■ **Input data**
§

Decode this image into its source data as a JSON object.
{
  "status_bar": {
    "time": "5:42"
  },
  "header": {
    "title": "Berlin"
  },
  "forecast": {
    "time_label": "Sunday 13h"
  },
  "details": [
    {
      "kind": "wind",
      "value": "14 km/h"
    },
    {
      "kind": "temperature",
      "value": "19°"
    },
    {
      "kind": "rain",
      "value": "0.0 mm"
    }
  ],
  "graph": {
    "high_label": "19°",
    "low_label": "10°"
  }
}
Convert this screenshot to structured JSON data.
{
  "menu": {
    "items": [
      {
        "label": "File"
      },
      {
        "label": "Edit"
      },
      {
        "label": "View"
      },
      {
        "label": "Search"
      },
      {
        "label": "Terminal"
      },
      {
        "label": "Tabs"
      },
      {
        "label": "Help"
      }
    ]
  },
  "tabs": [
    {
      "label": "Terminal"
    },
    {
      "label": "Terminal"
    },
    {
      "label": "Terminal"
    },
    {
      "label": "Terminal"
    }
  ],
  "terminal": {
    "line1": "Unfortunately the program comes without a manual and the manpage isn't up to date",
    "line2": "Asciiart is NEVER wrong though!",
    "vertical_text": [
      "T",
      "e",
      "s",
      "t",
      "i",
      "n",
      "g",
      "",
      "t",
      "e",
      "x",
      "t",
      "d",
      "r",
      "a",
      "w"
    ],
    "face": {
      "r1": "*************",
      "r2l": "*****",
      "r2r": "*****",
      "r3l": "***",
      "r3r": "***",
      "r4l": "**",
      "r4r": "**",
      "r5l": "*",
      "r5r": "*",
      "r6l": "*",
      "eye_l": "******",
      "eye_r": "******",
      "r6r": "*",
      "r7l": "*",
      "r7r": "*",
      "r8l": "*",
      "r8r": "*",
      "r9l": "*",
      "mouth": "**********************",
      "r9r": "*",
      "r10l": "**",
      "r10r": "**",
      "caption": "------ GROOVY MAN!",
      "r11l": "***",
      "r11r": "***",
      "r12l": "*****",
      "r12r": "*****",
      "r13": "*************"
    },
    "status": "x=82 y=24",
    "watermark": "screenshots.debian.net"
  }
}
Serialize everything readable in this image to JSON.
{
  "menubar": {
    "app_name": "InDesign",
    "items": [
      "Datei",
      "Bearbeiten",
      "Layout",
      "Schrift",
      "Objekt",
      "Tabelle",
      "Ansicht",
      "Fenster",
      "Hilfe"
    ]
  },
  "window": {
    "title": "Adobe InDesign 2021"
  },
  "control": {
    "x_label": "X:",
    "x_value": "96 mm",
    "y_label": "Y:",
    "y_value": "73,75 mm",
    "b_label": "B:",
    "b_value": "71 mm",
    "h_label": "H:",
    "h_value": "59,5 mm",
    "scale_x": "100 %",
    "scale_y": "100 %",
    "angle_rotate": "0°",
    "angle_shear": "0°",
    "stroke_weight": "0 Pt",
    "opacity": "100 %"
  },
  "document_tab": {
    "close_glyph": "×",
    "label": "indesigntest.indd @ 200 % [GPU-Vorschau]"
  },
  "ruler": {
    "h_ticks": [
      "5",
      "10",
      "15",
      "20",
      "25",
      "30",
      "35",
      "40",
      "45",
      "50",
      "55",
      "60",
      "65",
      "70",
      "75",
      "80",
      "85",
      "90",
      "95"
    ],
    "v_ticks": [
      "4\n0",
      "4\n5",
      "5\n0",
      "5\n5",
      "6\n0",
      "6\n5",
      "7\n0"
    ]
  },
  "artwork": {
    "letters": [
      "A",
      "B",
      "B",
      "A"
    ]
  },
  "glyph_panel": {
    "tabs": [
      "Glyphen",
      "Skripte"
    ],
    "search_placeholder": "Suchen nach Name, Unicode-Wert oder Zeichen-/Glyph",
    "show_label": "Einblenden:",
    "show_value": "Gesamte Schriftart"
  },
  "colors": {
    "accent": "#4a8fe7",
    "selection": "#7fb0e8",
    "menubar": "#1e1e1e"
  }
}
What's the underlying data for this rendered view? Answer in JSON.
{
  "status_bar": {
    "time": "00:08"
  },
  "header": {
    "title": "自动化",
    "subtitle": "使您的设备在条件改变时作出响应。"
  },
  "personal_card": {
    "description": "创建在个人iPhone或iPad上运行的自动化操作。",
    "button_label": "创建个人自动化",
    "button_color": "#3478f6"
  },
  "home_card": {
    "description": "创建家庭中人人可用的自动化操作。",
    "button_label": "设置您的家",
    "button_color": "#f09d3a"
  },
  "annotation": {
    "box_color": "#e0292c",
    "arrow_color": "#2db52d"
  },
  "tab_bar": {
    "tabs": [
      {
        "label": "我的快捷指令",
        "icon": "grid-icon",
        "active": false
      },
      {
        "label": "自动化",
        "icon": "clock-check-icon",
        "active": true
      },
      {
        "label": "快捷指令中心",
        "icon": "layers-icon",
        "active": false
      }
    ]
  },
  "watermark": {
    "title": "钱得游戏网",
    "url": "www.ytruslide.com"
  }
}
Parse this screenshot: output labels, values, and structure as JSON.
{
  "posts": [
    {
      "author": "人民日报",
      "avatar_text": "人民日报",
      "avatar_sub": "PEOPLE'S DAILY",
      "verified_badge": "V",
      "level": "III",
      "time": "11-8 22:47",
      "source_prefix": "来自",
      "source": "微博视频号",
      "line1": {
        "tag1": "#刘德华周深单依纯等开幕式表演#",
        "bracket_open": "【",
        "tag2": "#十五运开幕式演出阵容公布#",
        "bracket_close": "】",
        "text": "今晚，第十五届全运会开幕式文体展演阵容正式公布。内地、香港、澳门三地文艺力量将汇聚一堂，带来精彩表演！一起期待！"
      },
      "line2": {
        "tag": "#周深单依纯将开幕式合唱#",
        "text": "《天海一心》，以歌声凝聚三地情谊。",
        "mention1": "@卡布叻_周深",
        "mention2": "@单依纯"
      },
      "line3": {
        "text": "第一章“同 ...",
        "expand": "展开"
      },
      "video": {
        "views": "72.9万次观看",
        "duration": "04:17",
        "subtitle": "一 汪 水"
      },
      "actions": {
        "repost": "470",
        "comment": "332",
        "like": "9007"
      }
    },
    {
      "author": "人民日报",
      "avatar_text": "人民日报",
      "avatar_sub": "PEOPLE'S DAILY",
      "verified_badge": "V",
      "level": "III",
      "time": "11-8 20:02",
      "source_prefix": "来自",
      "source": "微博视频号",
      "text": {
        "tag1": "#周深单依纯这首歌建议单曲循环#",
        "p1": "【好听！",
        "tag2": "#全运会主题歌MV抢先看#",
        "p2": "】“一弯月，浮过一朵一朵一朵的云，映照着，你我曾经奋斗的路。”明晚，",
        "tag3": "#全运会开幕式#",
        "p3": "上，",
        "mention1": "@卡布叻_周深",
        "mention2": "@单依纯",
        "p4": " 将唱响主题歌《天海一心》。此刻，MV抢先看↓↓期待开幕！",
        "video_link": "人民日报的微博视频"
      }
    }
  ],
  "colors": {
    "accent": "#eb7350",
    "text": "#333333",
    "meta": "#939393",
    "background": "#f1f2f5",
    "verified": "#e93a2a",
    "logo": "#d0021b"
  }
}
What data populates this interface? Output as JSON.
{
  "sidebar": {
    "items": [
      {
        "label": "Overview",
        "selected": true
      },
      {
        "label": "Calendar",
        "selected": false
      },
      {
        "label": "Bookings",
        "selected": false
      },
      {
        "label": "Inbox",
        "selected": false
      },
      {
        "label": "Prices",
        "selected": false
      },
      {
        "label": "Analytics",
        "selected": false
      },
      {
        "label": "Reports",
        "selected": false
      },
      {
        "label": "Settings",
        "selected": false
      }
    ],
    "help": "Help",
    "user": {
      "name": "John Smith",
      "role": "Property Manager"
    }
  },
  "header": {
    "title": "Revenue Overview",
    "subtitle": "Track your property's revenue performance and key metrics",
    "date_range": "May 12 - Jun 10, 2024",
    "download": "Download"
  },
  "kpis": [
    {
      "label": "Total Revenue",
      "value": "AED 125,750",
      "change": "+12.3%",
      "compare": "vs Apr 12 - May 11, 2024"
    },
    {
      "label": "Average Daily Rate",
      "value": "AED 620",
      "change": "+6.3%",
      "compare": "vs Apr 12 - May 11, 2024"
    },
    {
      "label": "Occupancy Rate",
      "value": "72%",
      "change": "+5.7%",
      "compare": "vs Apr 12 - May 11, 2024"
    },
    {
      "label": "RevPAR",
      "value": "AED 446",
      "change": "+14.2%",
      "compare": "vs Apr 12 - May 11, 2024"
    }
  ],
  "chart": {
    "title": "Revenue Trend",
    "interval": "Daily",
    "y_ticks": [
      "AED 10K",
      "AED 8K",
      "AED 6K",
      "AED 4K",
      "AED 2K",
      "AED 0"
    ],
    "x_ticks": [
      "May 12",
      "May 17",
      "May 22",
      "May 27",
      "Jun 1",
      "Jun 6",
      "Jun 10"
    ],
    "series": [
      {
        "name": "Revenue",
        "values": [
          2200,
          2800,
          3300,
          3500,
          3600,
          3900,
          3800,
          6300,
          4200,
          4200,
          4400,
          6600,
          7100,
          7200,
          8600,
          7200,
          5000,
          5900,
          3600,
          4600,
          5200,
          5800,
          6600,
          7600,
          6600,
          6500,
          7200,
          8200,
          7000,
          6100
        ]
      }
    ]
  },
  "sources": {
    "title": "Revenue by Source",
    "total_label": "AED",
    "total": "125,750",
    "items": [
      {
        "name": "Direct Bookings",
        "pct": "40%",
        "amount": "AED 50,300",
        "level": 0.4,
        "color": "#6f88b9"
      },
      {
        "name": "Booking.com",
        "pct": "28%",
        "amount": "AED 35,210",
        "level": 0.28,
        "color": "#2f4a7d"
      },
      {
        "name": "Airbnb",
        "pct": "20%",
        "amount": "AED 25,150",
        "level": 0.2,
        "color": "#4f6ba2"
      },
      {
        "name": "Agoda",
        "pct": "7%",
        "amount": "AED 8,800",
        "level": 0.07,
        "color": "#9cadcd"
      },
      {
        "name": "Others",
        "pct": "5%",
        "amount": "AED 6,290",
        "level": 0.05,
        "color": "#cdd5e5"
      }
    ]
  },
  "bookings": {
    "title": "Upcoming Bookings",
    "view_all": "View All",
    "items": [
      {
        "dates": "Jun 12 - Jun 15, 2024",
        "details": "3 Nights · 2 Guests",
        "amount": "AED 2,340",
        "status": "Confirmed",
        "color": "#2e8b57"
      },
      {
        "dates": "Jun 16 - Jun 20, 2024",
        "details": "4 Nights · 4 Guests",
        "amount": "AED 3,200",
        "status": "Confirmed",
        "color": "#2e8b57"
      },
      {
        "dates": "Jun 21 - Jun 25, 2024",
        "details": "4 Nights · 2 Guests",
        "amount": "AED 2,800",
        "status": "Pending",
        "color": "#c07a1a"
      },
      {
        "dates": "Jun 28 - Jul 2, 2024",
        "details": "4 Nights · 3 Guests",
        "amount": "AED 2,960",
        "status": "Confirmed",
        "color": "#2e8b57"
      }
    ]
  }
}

§

■ **Short task**
Go through the data and count each line that has the word "values", then give the total alone.

■ **Solution to this problem**
2